_Texto para revisar:_
--- --- ---

Me sorprendió que el texto no se limitara a predicar la cosmogonía del Génesis. Cada página define conceptos, describe experimentos, reproduce declaraciones de científicos y conduce al lector mediante preguntas que parecen invitarlo a extraer sus propias conclusiones. Por eso me llamó especialmente la atención el tramo en que el folleto abandona la contemplación del mundo natural y se propone desmentir la teoría de la evolución.
No es este el espacio para refutar el pequeño panfleto. Baste señalar algunos aspectos que me resultaron problemáticos, cuando no intencionalmente deshonestos. Con gran elocuencia, el texto regurgita varios de los puntos más gastados del antievolucionismo y los hace pasar por críticas agudas; plantea, por ejemplo, que las mutaciones jamás han producido organismos verdaderamente nuevos, pues las moscas mutantes siguen siendo moscas y los pinzones, pinzones. Aunque intuitiva, esta objeción es apenas una caricatura de lo que la teoría evolutiva sostiene: ningún linaje engendra de súbito un organismo ajeno a su historia. Los cambios se acumulan en las poblaciones, pueden producir divergencia y aislamiento reproductivo, y aun así los descendientes conservan la pertenencia a sus grupos ancestrales. Quiero decir: las aves no dejaron de ser dinosaurios ni los seres humanos dejaron de ser primates.
A la hora de abordar los paradigmáticos pinzones de Darwin, el panfleto sugiere que el aumento del tamaño de sus picos durante una sequía y su disminución posterior se anulan mutuamente y revelan, por tanto, la impotencia de la selección natural. Esto parecería razonable sólo si se presupone que la evolución debe avanzar siempre en una misma dirección, como si condujera de manera inevitable hacia organismos más grandes, complejos o perfeccionados. En realidad, la selección favorece los rasgos que ofrecen una ventaja bajo condiciones ambientales concretas y puede cambiar de dirección cuando esas condiciones se modifican. El ejemplo presentado como evidencia contra la evolución constituye, al examinarse en su contexto completo, una demostración de la capacidad de las poblaciones para adaptarse, divergir y originar nuevos linajes.
Sería un ejercicio estéril enumerar las falacias de un folleto que el lector de este texto no tiene a la mano. Y, como dije, no es la burla atea lo que persigo en estas líneas. Quiero hablar de catecismos.
No puedo evitar alarmarme por un objeto propagandístico que parasita la autoridad de la ciencia que él mismo intenta desacreditar: la presenta como una institución dominada por prejuicios materialistas, pero al mismo tiempo recurre a su prestigio con tal de presentarse ante los lectores como una fuente fiable. Esta clase de panfletos simulan ser el resultado de una evaluación científica neutral, ocultando que han seleccionado las pruebas, distribuido de manera desigual la carga de la demostración y delimitado de antemano las conclusiones a las que puede llegar el lector. Esta sofisticación retórica no atenúa, por tanto, su carácter propagandístico: es precisamente lo que los vuelve eficaces.
Ante esta clase de discursos, no deberíamos conformarnos con ridiculizar a quienes han sido persuadidos por ellos. Divulgar ciencia implica también enseñar a reconocer las diferentes formas de la pseudociencia. Sólo así puede reducirse la desigualdad entre quienes dominan el lenguaje técnico y quienes dependen de intermediarios para comprenderlo.

--- --- ---

(Datos almacenados)

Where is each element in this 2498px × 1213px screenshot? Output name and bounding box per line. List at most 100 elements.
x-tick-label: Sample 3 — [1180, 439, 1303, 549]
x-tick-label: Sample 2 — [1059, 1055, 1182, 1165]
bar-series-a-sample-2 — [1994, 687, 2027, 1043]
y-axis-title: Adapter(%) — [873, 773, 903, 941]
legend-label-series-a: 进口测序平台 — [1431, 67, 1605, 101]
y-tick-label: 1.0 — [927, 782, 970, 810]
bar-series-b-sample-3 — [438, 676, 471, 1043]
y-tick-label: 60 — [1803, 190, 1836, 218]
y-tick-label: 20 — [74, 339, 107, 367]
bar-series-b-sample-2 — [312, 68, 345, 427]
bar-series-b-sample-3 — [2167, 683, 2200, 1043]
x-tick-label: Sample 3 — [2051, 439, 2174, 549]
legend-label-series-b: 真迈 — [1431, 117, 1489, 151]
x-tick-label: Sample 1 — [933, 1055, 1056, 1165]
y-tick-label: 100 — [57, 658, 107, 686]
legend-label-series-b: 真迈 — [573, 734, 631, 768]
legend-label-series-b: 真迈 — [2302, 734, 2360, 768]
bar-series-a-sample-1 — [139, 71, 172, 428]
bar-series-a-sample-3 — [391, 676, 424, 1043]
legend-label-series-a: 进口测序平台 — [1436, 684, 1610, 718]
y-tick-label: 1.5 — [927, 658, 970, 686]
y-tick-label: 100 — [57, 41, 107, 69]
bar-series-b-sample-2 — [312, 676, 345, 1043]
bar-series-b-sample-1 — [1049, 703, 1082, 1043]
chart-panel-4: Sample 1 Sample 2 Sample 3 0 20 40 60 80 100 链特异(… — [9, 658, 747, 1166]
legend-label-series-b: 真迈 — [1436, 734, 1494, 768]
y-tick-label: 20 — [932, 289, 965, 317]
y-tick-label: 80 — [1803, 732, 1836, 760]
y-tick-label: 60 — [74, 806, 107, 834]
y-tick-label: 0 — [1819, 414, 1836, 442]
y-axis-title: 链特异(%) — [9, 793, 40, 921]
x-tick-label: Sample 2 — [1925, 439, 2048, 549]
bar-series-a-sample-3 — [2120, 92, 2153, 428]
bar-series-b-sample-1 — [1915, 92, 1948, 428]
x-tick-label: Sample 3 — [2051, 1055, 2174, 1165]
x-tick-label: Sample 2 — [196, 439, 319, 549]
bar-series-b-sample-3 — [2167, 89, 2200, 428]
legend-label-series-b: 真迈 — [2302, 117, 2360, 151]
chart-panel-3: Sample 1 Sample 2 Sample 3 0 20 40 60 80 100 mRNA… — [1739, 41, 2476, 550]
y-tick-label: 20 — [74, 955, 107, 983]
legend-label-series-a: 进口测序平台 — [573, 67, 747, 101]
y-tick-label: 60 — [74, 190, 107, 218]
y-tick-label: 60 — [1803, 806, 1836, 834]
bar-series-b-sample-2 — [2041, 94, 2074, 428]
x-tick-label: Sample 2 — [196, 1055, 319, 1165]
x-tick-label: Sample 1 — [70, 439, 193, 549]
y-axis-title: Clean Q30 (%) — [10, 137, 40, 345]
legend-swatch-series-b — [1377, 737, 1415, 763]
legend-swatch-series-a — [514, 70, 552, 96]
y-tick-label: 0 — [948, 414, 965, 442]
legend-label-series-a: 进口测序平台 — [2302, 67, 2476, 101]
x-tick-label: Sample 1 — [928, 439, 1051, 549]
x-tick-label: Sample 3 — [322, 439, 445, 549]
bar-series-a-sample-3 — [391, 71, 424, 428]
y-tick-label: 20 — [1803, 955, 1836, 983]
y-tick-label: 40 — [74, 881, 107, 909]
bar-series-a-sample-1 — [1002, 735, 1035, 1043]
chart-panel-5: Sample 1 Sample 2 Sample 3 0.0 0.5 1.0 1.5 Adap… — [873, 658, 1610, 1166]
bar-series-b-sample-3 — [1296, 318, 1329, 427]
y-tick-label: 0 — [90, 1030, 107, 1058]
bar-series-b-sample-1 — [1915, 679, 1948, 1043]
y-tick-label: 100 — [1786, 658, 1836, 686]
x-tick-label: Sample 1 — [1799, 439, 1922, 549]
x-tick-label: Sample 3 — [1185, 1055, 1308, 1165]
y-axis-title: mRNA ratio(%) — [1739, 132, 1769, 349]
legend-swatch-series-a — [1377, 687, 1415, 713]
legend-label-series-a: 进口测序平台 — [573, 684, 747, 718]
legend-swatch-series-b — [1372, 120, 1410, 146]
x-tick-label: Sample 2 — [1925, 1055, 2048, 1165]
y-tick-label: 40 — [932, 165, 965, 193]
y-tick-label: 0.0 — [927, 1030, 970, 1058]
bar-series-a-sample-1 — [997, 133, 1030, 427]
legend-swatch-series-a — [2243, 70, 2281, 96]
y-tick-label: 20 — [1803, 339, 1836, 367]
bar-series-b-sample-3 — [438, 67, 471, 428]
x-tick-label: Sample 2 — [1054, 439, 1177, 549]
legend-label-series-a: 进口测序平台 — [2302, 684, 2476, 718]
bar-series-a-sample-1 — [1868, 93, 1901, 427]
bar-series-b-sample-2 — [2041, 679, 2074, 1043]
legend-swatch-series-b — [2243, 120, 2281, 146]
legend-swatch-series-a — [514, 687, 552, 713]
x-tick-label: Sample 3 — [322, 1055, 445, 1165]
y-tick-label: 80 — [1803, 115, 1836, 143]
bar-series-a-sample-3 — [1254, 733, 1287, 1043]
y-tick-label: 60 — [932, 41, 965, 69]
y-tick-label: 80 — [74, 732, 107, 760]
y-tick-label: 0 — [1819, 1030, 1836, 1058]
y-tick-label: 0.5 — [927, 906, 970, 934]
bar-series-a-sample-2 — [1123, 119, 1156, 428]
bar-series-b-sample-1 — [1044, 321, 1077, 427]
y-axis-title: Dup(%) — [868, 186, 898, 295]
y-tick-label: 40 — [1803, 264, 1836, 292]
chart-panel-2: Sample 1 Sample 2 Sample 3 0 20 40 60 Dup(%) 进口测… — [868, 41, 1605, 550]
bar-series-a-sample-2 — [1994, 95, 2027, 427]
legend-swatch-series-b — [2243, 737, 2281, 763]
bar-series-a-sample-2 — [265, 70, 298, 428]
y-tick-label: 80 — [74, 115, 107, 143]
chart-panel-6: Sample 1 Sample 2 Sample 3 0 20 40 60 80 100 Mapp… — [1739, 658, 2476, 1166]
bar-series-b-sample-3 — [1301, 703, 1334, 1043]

--- --- ---

_Preguntas de estudio:_
a) En el texto sobre el folleto antievolucionista, ¿qué sugiere el panfleto sobre el aumento del tamaño de los picos de los pinzones durante una sequía y su disminución posterior?
b) Extrae del texto sobre el folleto antievolucionista el fragmento que va desde "A la hora de" hasta "originar nuevos linajes.", ambos incluidos.
c) Resume en dos oraciones el texto sobre el folleto antievolucionista.

_Respuestas en orden:_
a) Sugiere que se anulan mutuamente y revelan, por tanto, la impotencia de la selección natural.

b)
A la hora de abordar los paradigmáticos pinzones de Darwin, el panfleto sugiere que el aumento del tamaño de sus picos durante una sequía y su disminución posterior se anulan mutuamente y revelan, por tanto, la impotencia de la selección natural. Esto parecería razonable sólo si se presupone que la evolución debe avanzar siempre en una misma dirección, como si condujera de manera inevitable hacia organismos más grandes, complejos o perfeccionados. En realidad, la selección favorece los rasgos que ofrecen una ventaja bajo condiciones ambientales concretas y puede cambiar de dirección cuando esas condiciones se modifican. El ejemplo presentado como evidencia contra la evolución constituye, al examinarse en su contexto completo, una demostración de la capacidad de las poblaciones para adaptarse, divergir y originar nuevos linajes.

c) El autor critica un folleto que, con apariencia de evaluación científica, pretende desmentir la teoría de la evolución con objeciones como la de las moscas mutantes o la de los picos de los pinzones, que caricaturizan esa teoría o la presentan fuera de su contexto completo. Advierte que estos panfletos parasitan la autoridad de la ciencia que intentan desacreditar y sostiene que divulgar ciencia implica también enseñar a reconocer las formas de la pseudociencia.